* _Records provided_
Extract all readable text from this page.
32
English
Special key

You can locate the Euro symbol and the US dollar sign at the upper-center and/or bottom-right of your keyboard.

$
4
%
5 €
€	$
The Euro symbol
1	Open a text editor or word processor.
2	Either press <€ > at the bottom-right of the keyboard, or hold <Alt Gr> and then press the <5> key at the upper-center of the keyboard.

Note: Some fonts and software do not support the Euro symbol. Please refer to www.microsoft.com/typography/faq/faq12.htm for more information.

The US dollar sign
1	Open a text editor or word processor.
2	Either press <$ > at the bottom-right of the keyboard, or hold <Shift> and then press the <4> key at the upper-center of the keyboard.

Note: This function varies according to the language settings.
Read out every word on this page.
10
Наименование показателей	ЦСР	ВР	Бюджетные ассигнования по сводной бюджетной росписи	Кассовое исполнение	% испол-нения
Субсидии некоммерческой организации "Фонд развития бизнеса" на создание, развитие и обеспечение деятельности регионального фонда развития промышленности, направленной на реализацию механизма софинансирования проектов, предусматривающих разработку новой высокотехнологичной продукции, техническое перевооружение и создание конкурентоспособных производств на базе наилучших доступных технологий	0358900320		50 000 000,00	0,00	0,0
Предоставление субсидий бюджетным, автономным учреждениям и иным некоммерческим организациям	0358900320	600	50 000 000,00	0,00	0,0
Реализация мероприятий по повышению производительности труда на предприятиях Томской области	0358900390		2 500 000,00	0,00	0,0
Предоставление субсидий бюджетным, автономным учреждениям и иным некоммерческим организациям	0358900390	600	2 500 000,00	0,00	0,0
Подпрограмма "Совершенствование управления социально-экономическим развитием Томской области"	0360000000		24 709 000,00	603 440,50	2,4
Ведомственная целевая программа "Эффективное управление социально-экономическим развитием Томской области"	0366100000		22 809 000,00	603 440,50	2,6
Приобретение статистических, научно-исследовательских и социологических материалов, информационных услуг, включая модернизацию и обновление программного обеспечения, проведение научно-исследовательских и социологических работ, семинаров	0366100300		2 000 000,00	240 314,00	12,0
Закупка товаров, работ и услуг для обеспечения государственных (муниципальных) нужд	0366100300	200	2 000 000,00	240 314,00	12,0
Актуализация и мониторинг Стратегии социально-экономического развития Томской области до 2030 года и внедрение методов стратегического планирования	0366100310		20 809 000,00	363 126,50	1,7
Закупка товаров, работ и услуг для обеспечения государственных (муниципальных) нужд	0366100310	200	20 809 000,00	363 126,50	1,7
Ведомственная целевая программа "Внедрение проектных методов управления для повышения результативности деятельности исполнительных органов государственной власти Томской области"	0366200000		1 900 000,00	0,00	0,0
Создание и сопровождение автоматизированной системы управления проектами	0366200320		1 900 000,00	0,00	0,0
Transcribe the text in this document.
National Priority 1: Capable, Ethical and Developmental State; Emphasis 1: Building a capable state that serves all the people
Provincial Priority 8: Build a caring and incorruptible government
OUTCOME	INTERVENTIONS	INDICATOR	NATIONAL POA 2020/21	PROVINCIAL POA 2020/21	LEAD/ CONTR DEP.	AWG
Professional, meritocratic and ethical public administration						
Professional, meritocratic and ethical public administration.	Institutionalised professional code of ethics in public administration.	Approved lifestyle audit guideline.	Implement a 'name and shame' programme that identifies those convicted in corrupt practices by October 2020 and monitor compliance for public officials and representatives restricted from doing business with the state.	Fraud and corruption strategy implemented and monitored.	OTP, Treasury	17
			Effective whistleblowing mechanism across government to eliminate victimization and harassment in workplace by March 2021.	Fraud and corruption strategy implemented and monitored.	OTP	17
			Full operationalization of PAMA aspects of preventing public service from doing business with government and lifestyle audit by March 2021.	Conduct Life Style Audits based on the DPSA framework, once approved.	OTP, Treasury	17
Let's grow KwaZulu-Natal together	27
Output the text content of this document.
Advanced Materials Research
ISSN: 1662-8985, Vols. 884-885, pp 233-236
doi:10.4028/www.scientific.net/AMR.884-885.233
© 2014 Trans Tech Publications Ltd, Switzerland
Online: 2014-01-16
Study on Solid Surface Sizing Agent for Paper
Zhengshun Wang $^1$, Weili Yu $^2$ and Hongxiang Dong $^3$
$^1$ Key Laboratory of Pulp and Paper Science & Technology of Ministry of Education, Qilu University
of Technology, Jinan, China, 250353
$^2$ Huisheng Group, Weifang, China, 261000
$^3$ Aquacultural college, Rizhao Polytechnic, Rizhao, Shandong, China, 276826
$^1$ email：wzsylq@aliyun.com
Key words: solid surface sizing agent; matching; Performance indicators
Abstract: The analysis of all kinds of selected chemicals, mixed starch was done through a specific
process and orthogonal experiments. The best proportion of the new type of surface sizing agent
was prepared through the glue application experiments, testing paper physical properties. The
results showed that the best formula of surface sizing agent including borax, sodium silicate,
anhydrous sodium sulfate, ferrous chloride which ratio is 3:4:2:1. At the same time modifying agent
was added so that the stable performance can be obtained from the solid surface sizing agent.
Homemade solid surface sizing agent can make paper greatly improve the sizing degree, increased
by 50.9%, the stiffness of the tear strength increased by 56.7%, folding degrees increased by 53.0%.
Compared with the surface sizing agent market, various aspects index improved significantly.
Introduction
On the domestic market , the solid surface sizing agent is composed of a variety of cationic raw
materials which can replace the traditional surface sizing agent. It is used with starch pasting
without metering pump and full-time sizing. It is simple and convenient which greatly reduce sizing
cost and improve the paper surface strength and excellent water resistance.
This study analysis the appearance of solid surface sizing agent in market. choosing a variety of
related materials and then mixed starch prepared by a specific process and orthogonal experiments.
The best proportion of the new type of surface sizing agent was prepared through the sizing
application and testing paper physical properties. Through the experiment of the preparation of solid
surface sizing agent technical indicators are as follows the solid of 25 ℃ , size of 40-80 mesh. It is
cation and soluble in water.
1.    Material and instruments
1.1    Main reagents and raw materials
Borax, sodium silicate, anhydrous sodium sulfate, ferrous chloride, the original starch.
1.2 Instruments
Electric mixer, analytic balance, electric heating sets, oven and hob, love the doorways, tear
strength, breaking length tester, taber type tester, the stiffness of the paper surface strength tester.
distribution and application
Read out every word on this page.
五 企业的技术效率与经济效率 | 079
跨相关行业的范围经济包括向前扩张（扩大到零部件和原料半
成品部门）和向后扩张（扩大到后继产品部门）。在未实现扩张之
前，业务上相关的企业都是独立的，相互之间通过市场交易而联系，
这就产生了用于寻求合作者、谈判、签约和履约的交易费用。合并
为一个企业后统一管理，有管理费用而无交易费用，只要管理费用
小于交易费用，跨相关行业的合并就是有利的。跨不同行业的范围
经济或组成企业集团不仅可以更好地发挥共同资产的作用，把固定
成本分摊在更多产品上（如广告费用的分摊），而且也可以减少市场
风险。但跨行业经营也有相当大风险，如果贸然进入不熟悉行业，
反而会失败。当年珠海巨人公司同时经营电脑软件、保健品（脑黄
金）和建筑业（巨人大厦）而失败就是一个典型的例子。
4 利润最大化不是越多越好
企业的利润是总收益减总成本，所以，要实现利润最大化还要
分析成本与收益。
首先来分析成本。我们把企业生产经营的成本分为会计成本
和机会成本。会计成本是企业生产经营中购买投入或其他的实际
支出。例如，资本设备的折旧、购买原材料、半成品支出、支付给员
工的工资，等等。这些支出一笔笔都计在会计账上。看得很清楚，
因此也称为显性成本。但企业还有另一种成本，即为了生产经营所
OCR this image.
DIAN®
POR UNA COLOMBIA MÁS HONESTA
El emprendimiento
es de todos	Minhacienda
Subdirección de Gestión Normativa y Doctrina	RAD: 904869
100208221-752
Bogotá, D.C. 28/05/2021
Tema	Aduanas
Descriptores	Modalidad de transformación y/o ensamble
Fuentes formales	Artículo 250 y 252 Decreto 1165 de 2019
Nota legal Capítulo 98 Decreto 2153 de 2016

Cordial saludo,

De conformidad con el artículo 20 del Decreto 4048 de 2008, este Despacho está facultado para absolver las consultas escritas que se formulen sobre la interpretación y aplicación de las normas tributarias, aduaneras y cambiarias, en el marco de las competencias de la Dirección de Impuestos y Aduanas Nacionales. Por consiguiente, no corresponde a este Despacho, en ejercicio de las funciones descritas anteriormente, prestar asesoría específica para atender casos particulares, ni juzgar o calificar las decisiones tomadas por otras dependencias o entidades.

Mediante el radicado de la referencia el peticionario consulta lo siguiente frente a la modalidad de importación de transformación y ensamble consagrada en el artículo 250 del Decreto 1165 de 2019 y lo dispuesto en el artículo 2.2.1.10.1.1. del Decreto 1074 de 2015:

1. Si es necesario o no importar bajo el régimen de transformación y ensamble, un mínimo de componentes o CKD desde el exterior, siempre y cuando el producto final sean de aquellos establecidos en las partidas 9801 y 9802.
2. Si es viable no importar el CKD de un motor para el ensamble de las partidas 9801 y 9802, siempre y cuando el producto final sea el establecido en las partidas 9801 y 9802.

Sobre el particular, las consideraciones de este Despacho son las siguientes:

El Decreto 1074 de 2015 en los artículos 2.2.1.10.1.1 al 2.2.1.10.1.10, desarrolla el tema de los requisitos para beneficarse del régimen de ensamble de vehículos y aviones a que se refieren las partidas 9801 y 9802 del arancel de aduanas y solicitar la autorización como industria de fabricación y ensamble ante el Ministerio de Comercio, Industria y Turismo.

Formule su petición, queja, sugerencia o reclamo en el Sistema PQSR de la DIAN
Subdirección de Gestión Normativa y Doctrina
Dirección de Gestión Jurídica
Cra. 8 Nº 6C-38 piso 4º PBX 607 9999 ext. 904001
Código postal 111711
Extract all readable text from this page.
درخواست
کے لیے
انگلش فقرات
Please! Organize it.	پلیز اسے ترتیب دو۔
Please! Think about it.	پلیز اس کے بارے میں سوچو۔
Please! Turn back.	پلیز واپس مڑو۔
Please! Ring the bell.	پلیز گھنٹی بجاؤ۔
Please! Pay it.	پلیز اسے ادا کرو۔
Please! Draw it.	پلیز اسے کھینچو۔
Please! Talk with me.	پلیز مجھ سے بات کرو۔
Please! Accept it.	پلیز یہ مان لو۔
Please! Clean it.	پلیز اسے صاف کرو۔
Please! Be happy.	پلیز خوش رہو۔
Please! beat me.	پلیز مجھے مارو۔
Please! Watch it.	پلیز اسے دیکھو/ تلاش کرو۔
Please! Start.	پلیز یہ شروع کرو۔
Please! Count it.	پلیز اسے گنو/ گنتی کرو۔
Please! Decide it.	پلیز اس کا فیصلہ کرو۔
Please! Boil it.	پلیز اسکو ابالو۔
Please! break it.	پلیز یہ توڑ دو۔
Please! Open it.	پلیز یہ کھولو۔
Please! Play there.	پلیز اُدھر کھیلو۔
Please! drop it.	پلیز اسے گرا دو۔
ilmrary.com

* _Brief_
Write out every line from the entries where "субсидий" appears.

* _Response to the task_
Предоставление субсидий бюджетным, автономным учреждениям и иным некоммерческим организациям	0358900320	600	50 000 000,00	0,00	0,0
Предоставление субсидий бюджетным, автономным учреждениям и иным некоммерческим организациям	0358900390	600	2 500 000,00	0,00	0,0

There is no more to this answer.